**The exercise:** Retype each entry below exactly as it stands.

**Provided data:**
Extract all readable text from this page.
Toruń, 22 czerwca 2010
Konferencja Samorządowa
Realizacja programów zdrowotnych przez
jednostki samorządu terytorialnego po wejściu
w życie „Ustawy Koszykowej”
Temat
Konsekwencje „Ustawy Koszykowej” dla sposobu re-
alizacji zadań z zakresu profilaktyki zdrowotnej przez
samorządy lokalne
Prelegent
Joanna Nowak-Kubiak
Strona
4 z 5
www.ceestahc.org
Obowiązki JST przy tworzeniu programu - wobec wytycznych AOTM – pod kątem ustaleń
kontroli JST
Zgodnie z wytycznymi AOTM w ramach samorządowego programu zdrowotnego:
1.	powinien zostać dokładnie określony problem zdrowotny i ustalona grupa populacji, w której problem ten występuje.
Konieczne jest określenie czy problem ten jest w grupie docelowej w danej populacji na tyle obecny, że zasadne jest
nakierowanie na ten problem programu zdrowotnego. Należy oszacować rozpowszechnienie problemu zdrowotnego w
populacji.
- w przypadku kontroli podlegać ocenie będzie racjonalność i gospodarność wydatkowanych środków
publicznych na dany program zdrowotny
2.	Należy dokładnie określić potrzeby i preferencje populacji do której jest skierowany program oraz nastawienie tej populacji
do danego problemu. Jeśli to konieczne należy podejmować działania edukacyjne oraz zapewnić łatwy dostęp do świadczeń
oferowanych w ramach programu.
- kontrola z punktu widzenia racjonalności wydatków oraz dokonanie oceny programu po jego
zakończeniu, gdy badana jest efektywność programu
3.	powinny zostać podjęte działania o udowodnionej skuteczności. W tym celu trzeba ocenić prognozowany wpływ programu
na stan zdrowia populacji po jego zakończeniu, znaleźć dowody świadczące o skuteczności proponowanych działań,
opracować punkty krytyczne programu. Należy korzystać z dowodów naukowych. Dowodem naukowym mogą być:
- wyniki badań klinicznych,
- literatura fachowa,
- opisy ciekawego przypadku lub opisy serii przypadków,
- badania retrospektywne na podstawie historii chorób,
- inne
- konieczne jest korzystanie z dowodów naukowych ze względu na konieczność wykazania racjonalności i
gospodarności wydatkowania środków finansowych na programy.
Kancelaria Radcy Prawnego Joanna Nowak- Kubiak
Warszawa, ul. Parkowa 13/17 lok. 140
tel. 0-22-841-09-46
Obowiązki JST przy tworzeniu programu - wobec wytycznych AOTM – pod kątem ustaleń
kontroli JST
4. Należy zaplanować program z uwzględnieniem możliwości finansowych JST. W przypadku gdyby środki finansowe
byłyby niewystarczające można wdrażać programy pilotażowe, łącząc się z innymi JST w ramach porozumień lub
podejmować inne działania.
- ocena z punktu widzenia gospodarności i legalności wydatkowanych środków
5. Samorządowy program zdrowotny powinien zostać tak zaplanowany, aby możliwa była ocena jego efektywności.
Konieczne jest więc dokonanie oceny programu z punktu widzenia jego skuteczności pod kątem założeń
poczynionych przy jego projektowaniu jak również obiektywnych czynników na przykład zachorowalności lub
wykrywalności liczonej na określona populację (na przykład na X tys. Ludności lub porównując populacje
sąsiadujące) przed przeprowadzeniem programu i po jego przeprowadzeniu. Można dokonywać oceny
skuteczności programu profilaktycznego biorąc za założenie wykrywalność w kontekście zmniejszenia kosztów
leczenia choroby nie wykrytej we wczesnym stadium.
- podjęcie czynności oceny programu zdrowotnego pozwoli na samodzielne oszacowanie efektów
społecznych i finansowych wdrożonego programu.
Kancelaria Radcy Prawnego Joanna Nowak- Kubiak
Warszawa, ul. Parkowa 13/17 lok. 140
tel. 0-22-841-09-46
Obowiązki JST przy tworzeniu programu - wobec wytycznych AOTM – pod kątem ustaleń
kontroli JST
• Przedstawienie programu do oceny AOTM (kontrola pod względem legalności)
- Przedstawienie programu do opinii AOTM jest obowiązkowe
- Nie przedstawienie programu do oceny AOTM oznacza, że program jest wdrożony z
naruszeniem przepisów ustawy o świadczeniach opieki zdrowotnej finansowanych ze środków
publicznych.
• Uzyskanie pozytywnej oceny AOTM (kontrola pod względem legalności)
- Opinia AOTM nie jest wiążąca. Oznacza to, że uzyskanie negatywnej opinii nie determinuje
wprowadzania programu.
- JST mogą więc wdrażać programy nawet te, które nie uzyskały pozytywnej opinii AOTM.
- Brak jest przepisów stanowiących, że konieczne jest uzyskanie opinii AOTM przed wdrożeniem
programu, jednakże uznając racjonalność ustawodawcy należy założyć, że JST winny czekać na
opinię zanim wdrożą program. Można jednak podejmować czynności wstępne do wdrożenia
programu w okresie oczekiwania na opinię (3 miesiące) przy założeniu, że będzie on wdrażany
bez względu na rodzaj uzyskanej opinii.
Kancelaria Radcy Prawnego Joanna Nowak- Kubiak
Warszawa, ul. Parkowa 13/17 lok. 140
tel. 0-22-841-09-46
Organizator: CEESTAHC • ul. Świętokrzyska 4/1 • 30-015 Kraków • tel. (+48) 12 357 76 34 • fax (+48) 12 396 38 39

**Written solution:**
Extract all readable text from this page.
Toruń, 22 czerwca 2010
Konferencja Samorządowa
Realizacja programów zdrowotnych przez
jednostki samorządu terytorialnego po wejściu
w życie „Ustawy Koszykowej”
Temat
Konsekwencje „Ustawy Koszykowej” dla sposobu re-
alizacji zadań z zakresu profilaktyki zdrowotnej przez
samorządy lokalne
Prelegent
Joanna Nowak-Kubiak
Strona
4 z 5
www.ceestahc.org
Obowiązki JST przy tworzeniu programu - wobec wytycznych AOTM – pod kątem ustaleń
kontroli JST
Zgodnie z wytycznymi AOTM w ramach samorządowego programu zdrowotnego:
1.	powinien zostać dokładnie określony problem zdrowotny i ustalona grupa populacji, w której problem ten występuje.
Konieczne jest określenie czy problem ten jest w grupie docelowej w danej populacji na tyle obecny, że zasadne jest
nakierowanie na ten problem programu zdrowotnego. Należy oszacować rozpowszechnienie problemu zdrowotnego w
populacji.
- w przypadku kontroli podlegać ocenie będzie racjonalność i gospodarność wydatkowanych środków
publicznych na dany program zdrowotny
2.	Należy dokładnie określić potrzeby i preferencje populacji do której jest skierowany program oraz nastawienie tej populacji
do danego problemu. Jeśli to konieczne należy podejmować działania edukacyjne oraz zapewnić łatwy dostęp do świadczeń
oferowanych w ramach programu.
- kontrola z punktu widzenia racjonalności wydatków oraz dokonanie oceny programu po jego
zakończeniu, gdy badana jest efektywność programu
3.	powinny zostać podjęte działania o udowodnionej skuteczności. W tym celu trzeba ocenić prognozowany wpływ programu
na stan zdrowia populacji po jego zakończeniu, znaleźć dowody świadczące o skuteczności proponowanych działań,
opracować punkty krytyczne programu. Należy korzystać z dowodów naukowych. Dowodem naukowym mogą być:
- wyniki badań klinicznych,
- literatura fachowa,
- opisy ciekawego przypadku lub opisy serii przypadków,
- badania retrospektywne na podstawie historii chorób,
- inne
- konieczne jest korzystanie z dowodów naukowych ze względu na konieczność wykazania racjonalności i
gospodarności wydatkowania środków finansowych na programy.
Kancelaria Radcy Prawnego Joanna Nowak- Kubiak
Warszawa, ul. Parkowa 13/17 lok. 140
tel. 0-22-841-09-46
Obowiązki JST przy tworzeniu programu - wobec wytycznych AOTM – pod kątem ustaleń
kontroli JST
4. Należy zaplanować program z uwzględnieniem możliwości finansowych JST. W przypadku gdyby środki finansowe
byłyby niewystarczające można wdrażać programy pilotażowe, łącząc się z innymi JST w ramach porozumień lub
podejmować inne działania.
- ocena z punktu widzenia gospodarności i legalności wydatkowanych środków
5. Samorządowy program zdrowotny powinien zostać tak zaplanowany, aby możliwa była ocena jego efektywności.
Konieczne jest więc dokonanie oceny programu z punktu widzenia jego skuteczności pod kątem założeń
poczynionych przy jego projektowaniu jak również obiektywnych czynników na przykład zachorowalności lub
wykrywalności liczonej na określona populację (na przykład na X tys. Ludności lub porównując populacje
sąsiadujące) przed przeprowadzeniem programu i po jego przeprowadzeniu. Można dokonywać oceny
skuteczności programu profilaktycznego biorąc za założenie wykrywalność w kontekście zmniejszenia kosztów
leczenia choroby nie wykrytej we wczesnym stadium.
- podjęcie czynności oceny programu zdrowotnego pozwoli na samodzielne oszacowanie efektów
społecznych i finansowych wdrożonego programu.
Kancelaria Radcy Prawnego Joanna Nowak- Kubiak
Warszawa, ul. Parkowa 13/17 lok. 140
tel. 0-22-841-09-46
Obowiązki JST przy tworzeniu programu - wobec wytycznych AOTM – pod kątem ustaleń
kontroli JST
• Przedstawienie programu do oceny AOTM (kontrola pod względem legalności)
- Przedstawienie programu do opinii AOTM jest obowiązkowe
- Nie przedstawienie programu do oceny AOTM oznacza, że program jest wdrożony z
naruszeniem przepisów ustawy o świadczeniach opieki zdrowotnej finansowanych ze środków
publicznych.
• Uzyskanie pozytywnej oceny AOTM (kontrola pod względem legalności)
- Opinia AOTM nie jest wiążąca. Oznacza to, że uzyskanie negatywnej opinii nie determinuje
wprowadzania programu.
- JST mogą więc wdrażać programy nawet te, które nie uzyskały pozytywnej opinii AOTM.
- Brak jest przepisów stanowiących, że konieczne jest uzyskanie opinii AOTM przed wdrożeniem
programu, jednakże uznając racjonalność ustawodawcy należy założyć, że JST winny czekać na
opinię zanim wdrożą program. Można jednak podejmować czynności wstępne do wdrożenia
programu w okresie oczekiwania na opinię (3 miesiące) przy założeniu, że będzie on wdrażany
bez względu na rodzaj uzyskanej opinii.
Kancelaria Radcy Prawnego Joanna Nowak- Kubiak
Warszawa, ul. Parkowa 13/17 lok. 140
tel. 0-22-841-09-46
Organizator: CEESTAHC • ul. Świętokrzyska 4/1 • 30-015 Kraków • tel. (+48) 12 357 76 34 • fax (+48) 12 396 38 39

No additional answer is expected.